**PROBLEM TO WORK ON**
What is the count of lines below that include "finalen"? Reply with nothing else.

Excerpts from a transcription dataset:
*****

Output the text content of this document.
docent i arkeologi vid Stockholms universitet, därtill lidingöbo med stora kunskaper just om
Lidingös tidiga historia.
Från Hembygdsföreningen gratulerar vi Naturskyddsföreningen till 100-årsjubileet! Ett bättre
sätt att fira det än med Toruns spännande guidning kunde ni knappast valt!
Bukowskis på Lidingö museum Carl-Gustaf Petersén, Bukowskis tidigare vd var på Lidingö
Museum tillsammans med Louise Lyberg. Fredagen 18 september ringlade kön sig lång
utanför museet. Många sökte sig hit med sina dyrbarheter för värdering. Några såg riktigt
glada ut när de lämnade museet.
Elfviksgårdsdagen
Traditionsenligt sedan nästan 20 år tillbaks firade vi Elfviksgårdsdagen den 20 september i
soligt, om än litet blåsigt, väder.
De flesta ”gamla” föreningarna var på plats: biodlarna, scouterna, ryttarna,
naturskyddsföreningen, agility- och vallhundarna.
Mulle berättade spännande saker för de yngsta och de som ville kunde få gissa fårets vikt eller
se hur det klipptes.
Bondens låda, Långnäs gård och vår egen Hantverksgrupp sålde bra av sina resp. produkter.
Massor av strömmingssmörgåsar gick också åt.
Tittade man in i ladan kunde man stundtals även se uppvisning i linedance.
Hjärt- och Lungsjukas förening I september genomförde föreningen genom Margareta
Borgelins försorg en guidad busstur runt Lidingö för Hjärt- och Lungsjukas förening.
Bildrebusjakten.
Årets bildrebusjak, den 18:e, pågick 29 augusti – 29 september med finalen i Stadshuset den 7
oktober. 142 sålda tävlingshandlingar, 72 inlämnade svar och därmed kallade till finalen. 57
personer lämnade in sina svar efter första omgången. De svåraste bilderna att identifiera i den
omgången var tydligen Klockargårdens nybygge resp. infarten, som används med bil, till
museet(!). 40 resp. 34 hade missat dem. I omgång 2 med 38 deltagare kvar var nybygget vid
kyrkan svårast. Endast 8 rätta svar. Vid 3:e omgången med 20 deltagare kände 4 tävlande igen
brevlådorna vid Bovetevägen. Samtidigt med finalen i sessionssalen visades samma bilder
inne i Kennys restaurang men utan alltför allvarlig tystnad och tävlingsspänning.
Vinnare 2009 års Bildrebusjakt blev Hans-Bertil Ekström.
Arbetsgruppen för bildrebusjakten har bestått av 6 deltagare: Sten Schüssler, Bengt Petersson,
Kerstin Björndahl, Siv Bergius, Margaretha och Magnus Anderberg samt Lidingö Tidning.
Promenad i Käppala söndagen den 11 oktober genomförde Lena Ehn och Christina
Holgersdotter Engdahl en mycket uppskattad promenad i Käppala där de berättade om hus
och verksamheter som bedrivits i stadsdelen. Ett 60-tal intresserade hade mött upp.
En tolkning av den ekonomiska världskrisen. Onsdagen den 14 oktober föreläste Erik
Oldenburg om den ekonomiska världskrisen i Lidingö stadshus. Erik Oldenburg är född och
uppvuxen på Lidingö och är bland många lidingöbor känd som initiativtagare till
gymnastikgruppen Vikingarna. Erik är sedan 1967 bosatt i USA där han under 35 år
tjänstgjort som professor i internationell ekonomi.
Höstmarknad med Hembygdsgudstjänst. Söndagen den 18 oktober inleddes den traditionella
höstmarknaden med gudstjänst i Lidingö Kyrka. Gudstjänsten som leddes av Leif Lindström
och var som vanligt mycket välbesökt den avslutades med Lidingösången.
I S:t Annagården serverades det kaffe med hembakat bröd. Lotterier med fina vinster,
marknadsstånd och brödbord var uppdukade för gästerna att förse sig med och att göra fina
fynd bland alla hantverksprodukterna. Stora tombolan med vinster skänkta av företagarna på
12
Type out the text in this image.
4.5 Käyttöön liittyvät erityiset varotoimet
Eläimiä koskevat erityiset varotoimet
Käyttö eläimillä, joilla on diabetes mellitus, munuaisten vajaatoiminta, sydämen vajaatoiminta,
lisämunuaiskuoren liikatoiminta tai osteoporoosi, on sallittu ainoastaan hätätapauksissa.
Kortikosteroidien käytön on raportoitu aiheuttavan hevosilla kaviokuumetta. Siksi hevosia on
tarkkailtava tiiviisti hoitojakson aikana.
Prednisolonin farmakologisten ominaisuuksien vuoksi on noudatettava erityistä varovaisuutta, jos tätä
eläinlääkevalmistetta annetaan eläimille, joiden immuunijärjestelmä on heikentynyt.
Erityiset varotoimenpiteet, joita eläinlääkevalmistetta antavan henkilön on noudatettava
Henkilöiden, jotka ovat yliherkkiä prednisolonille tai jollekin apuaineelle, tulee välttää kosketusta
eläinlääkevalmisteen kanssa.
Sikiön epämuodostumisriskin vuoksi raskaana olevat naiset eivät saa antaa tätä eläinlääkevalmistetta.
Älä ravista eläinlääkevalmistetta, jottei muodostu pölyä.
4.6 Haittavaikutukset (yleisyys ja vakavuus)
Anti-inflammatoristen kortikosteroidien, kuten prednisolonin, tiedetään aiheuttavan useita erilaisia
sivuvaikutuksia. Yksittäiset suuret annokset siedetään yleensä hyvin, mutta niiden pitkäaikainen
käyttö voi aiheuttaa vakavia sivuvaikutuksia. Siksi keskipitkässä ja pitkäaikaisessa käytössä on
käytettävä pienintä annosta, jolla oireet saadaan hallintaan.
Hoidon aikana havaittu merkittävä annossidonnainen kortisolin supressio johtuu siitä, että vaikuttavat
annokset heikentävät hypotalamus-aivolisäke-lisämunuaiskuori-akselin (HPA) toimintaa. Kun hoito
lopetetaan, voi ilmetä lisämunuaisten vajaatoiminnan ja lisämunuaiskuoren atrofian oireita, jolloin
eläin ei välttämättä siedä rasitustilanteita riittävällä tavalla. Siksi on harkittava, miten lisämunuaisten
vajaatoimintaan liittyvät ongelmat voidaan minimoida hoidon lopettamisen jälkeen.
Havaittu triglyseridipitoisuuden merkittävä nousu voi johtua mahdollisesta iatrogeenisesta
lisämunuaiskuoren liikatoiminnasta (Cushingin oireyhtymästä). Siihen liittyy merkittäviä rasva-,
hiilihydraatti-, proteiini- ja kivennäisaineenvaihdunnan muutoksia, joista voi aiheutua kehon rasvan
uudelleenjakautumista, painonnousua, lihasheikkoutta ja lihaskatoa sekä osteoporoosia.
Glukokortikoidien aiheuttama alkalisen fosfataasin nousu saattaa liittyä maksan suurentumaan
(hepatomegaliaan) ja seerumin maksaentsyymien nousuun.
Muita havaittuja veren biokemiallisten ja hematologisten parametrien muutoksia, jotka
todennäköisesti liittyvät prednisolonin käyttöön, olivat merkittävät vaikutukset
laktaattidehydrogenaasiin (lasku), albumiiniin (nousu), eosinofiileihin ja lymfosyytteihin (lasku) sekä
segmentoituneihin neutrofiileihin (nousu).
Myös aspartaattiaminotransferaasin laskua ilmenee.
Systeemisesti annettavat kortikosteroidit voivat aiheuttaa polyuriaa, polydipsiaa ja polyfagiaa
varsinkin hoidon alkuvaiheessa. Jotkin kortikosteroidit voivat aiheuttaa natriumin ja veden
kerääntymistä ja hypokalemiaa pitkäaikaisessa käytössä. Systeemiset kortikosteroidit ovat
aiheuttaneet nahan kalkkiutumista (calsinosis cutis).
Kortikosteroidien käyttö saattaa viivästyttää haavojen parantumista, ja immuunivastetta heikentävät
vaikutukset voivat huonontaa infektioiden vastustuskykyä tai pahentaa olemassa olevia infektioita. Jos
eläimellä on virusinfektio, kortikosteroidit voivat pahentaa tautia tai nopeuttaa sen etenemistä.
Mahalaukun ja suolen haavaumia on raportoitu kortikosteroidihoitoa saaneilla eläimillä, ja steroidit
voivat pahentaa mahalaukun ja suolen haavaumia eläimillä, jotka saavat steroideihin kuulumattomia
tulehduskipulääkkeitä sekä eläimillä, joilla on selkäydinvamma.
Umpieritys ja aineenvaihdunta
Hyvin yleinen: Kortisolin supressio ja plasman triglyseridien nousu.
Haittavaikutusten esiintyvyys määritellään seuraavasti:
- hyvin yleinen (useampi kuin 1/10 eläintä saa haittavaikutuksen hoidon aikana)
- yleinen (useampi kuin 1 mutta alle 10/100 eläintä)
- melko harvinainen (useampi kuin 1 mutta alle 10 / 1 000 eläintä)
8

*****

**ANSWER TO THIS TASK**
3